Items from a data source
►

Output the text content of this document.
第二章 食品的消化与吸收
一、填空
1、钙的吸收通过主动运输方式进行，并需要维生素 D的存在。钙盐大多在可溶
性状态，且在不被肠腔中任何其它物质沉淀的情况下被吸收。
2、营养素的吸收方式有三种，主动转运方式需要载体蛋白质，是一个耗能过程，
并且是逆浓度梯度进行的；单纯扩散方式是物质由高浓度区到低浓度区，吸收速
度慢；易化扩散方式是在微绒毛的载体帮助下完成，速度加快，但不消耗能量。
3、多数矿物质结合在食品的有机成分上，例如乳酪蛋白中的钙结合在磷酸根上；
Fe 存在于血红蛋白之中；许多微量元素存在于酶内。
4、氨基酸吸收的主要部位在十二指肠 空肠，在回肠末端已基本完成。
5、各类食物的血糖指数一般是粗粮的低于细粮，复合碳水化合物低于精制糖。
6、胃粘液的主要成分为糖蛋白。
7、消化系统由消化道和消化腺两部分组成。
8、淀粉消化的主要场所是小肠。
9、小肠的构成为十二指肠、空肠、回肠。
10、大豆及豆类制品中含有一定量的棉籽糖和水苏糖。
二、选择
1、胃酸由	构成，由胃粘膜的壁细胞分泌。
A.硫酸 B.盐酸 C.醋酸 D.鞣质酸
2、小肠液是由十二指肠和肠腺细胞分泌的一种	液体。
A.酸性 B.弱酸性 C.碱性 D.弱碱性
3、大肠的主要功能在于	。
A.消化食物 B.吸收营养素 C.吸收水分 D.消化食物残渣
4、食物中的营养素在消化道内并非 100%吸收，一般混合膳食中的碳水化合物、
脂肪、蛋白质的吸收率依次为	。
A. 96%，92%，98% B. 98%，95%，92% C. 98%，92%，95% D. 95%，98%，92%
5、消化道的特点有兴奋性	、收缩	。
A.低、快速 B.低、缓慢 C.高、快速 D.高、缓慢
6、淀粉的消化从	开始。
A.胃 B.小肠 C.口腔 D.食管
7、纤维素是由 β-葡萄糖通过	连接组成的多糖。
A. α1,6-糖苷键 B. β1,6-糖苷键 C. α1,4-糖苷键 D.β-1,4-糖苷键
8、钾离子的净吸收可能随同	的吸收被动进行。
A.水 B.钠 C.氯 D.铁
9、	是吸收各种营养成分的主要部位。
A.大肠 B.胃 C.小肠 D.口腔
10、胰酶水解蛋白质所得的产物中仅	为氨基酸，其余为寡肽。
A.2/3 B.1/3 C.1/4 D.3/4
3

◄

- _Problem details_:
All entries shown above should be printed again exactly.

- _Result for this task_:
Output the text content of this document.
第二章 食品的消化与吸收
一、填空
1、钙的吸收通过主动运输方式进行，并需要维生素 D的存在。钙盐大多在可溶
性状态，且在不被肠腔中任何其它物质沉淀的情况下被吸收。
2、营养素的吸收方式有三种，主动转运方式需要载体蛋白质，是一个耗能过程，
并且是逆浓度梯度进行的；单纯扩散方式是物质由高浓度区到低浓度区，吸收速
度慢；易化扩散方式是在微绒毛的载体帮助下完成，速度加快，但不消耗能量。
3、多数矿物质结合在食品的有机成分上，例如乳酪蛋白中的钙结合在磷酸根上；
Fe 存在于血红蛋白之中；许多微量元素存在于酶内。
4、氨基酸吸收的主要部位在十二指肠 空肠，在回肠末端已基本完成。
5、各类食物的血糖指数一般是粗粮的低于细粮，复合碳水化合物低于精制糖。
6、胃粘液的主要成分为糖蛋白。
7、消化系统由消化道和消化腺两部分组成。
8、淀粉消化的主要场所是小肠。
9、小肠的构成为十二指肠、空肠、回肠。
10、大豆及豆类制品中含有一定量的棉籽糖和水苏糖。
二、选择
1、胃酸由	构成，由胃粘膜的壁细胞分泌。
A.硫酸 B.盐酸 C.醋酸 D.鞣质酸
2、小肠液是由十二指肠和肠腺细胞分泌的一种	液体。
A.酸性 B.弱酸性 C.碱性 D.弱碱性
3、大肠的主要功能在于	。
A.消化食物 B.吸收营养素 C.吸收水分 D.消化食物残渣
4、食物中的营养素在消化道内并非 100%吸收，一般混合膳食中的碳水化合物、
脂肪、蛋白质的吸收率依次为	。
A. 96%，92%，98% B. 98%，95%，92% C. 98%，92%，95% D. 95%，98%，92%
5、消化道的特点有兴奋性	、收缩	。
A.低、快速 B.低、缓慢 C.高、快速 D.高、缓慢
6、淀粉的消化从	开始。
A.胃 B.小肠 C.口腔 D.食管
7、纤维素是由 β-葡萄糖通过	连接组成的多糖。
A. α1,6-糖苷键 B. β1,6-糖苷键 C. α1,4-糖苷键 D.β-1,4-糖苷键
8、钾离子的净吸收可能随同	的吸收被动进行。
A.水 B.钠 C.氯 D.铁
9、	是吸收各种营养成分的主要部位。
A.大肠 B.胃 C.小肠 D.口腔
10、胰酶水解蛋白质所得的产物中仅	为氨基酸，其余为寡肽。
A.2/3 B.1/3 C.1/4 D.3/4
3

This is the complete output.